- [EXERCISE PROMPT]: Go through the entries below and retype them exactly, omitting each picture.

- [EXTRACTED INFORMATION]:
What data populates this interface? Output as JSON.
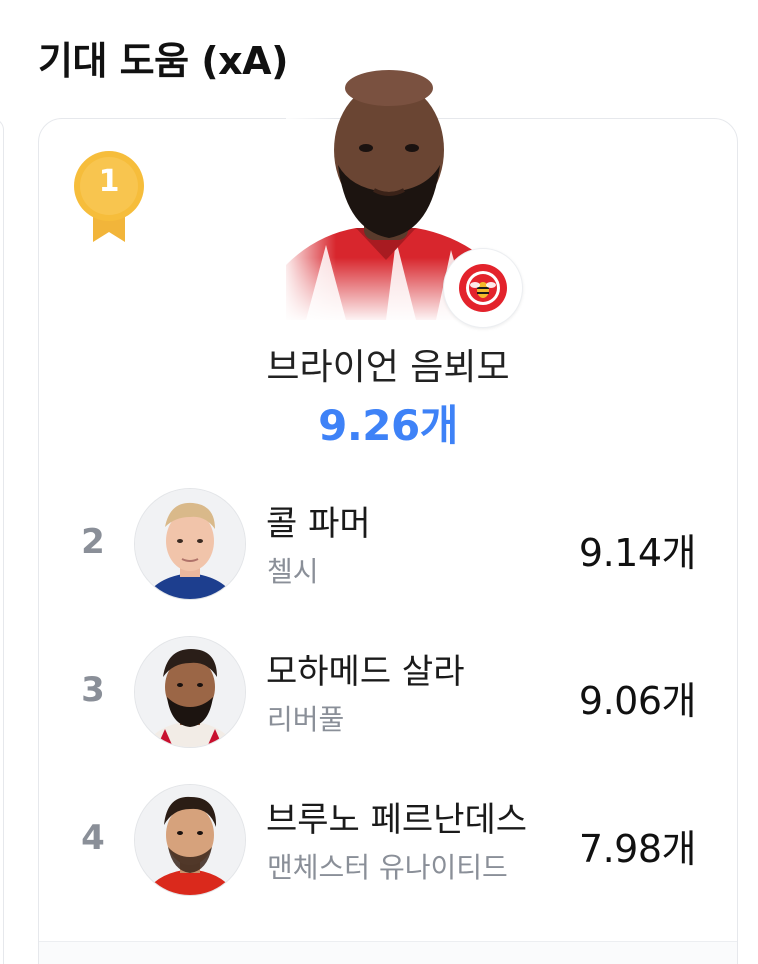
{
  "section": {
    "title": "기대 도움 (xA)"
  },
  "leader": {
    "rank": "1",
    "name": "브라이언 음뵈모",
    "value": "9.26개",
    "club_icon": "brentford-crest-icon"
  },
  "players": [
    {
      "rank": "2",
      "name": "콜 파머",
      "club": "첼시",
      "value": "9.14개"
    },
    {
      "rank": "3",
      "name": "모하메드 살라",
      "club": "리버풀",
      "value": "9.06개"
    },
    {
      "rank": "4",
      "name": "브루노 페르난데스",
      "club": "맨체스터 유나이티드",
      "value": "7.98개"
    }
  ],
  "colors": {
    "accent": "#3e82f7",
    "medal_gold": "#f6bd3b",
    "muted_text": "#8a8f98",
    "card_border": "#e6e8ec"
  }
}
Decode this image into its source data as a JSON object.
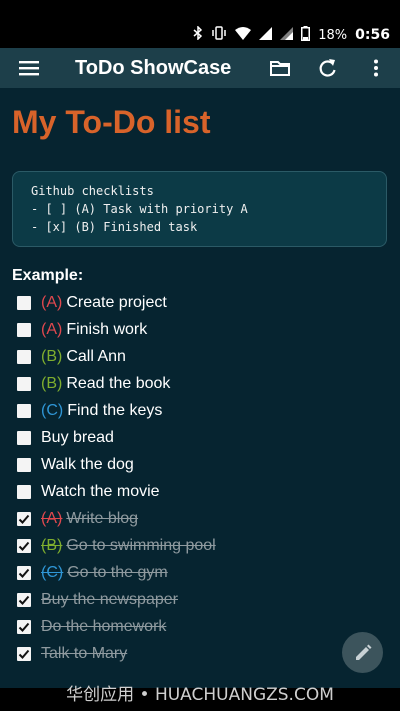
{
  "status": {
    "icons": [
      "bluetooth-icon",
      "vibrate-icon",
      "wifi-icon",
      "signal-icon",
      "signal-icon",
      "battery-icon"
    ],
    "battery": "18%",
    "time": "0:56"
  },
  "appbar": {
    "title": "ToDo ShowCase",
    "actions": [
      "folder-icon",
      "refresh-icon",
      "more-vert-icon"
    ]
  },
  "main": {
    "title": "My To-Do list",
    "code_lines": [
      "Github checklists",
      "- [ ] (A) Task with priority A",
      "- [x] (B) Finished task"
    ],
    "example_label": "Example:",
    "tasks": [
      {
        "priority": "(A)",
        "text": "Create project",
        "done": false
      },
      {
        "priority": "(A)",
        "text": "Finish work",
        "done": false
      },
      {
        "priority": "(B)",
        "text": "Call Ann",
        "done": false
      },
      {
        "priority": "(B)",
        "text": "Read the book",
        "done": false
      },
      {
        "priority": "(C)",
        "text": "Find the keys",
        "done": false
      },
      {
        "priority": "",
        "text": "Buy bread",
        "done": false
      },
      {
        "priority": "",
        "text": "Walk the dog",
        "done": false
      },
      {
        "priority": "",
        "text": "Watch the movie",
        "done": false
      },
      {
        "priority": "(A)",
        "text": "Write blog",
        "done": true
      },
      {
        "priority": "(B)",
        "text": "Go to swimming pool",
        "done": true
      },
      {
        "priority": "(C)",
        "text": "Go to the gym",
        "done": true
      },
      {
        "priority": "",
        "text": "Buy the newspaper",
        "done": true
      },
      {
        "priority": "",
        "text": "Do the homework",
        "done": true
      },
      {
        "priority": "",
        "text": "Talk to Mary",
        "done": true
      }
    ]
  },
  "colors": {
    "priority_A": "#e0484e",
    "priority_B": "#7fae2e",
    "priority_C": "#2f96d6",
    "title": "#d8632a"
  },
  "watermark": "华创应用 • HUACHUANGZS.COM"
}
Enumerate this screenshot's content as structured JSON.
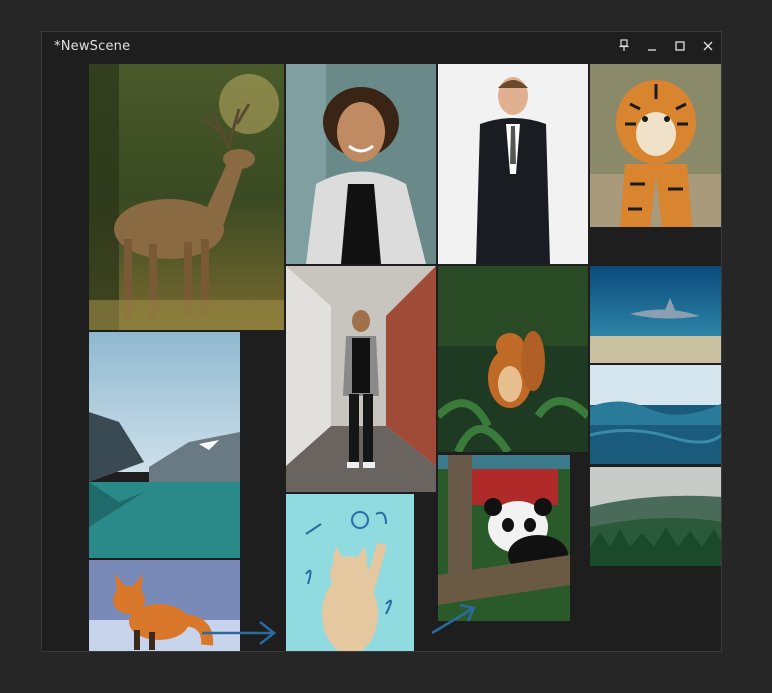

- [WRITTEN RESPONSE]:
What data populates this interface? Output as JSON.
{
  "section": {
    "title": "기대 도움 (xA)"
  },
  "leader": {
    "rank": "1",
    "name": "브라이언 음뵈모",
    "value": "9.26개",
    "club_icon": "brentford-crest-icon"
  },
  "players": [
    {
      "rank": "2",
      "name": "콜 파머",
      "club": "첼시",
      "value": "9.14개"
    },
    {
      "rank": "3",
      "name": "모하메드 살라",
      "club": "리버풀",
      "value": "9.06개"
    },
    {
      "rank": "4",
      "name": "브루노 페르난데스",
      "club": "맨체스터 유나이티드",
      "value": "7.98개"
    }
  ],
  "colors": {
    "accent": "#3e82f7",
    "medal_gold": "#f6bd3b",
    "muted_text": "#8a8f98",
    "card_border": "#e6e8ec"
  }
}
Decode this image into its source data as a JSON object.
{
  "status": {
    "icons": [
      "bluetooth-icon",
      "vibrate-icon",
      "wifi-icon",
      "signal-icon",
      "signal-icon",
      "battery-icon"
    ],
    "battery": "18%",
    "time": "0:56"
  },
  "appbar": {
    "title": "ToDo ShowCase",
    "actions": [
      "folder-icon",
      "refresh-icon",
      "more-vert-icon"
    ]
  },
  "main": {
    "title": "My To-Do list",
    "code_lines": [
      "Github checklists",
      "- [ ] (A) Task with priority A",
      "- [x] (B) Finished task"
    ],
    "example_label": "Example:",
    "tasks": [
      {
        "priority": "(A)",
        "text": "Create project",
        "done": false
      },
      {
        "priority": "(A)",
        "text": "Finish work",
        "done": false
      },
      {
        "priority": "(B)",
        "text": "Call Ann",
        "done": false
      },
      {
        "priority": "(B)",
        "text": "Read the book",
        "done": false
      },
      {
        "priority": "(C)",
        "text": "Find the keys",
        "done": false
      },
      {
        "priority": "",
        "text": "Buy bread",
        "done": false
      },
      {
        "priority": "",
        "text": "Walk the dog",
        "done": false
      },
      {
        "priority": "",
        "text": "Watch the movie",
        "done": false
      },
      {
        "priority": "(A)",
        "text": "Write blog",
        "done": true
      },
      {
        "priority": "(B)",
        "text": "Go to swimming pool",
        "done": true
      },
      {
        "priority": "(C)",
        "text": "Go to the gym",
        "done": true
      },
      {
        "priority": "",
        "text": "Buy the newspaper",
        "done": true
      },
      {
        "priority": "",
        "text": "Do the homework",
        "done": true
      },
      {
        "priority": "",
        "text": "Talk to Mary",
        "done": true
      }
    ]
  },
  "colors": {
    "priority_A": "#e0484e",
    "priority_B": "#7fae2e",
    "priority_C": "#2f96d6",
    "title": "#d8632a"
  },
  "watermark": "华创应用 • HUACHUANGZS.COM"
}
Enumerate this screenshot's content as structured JSON.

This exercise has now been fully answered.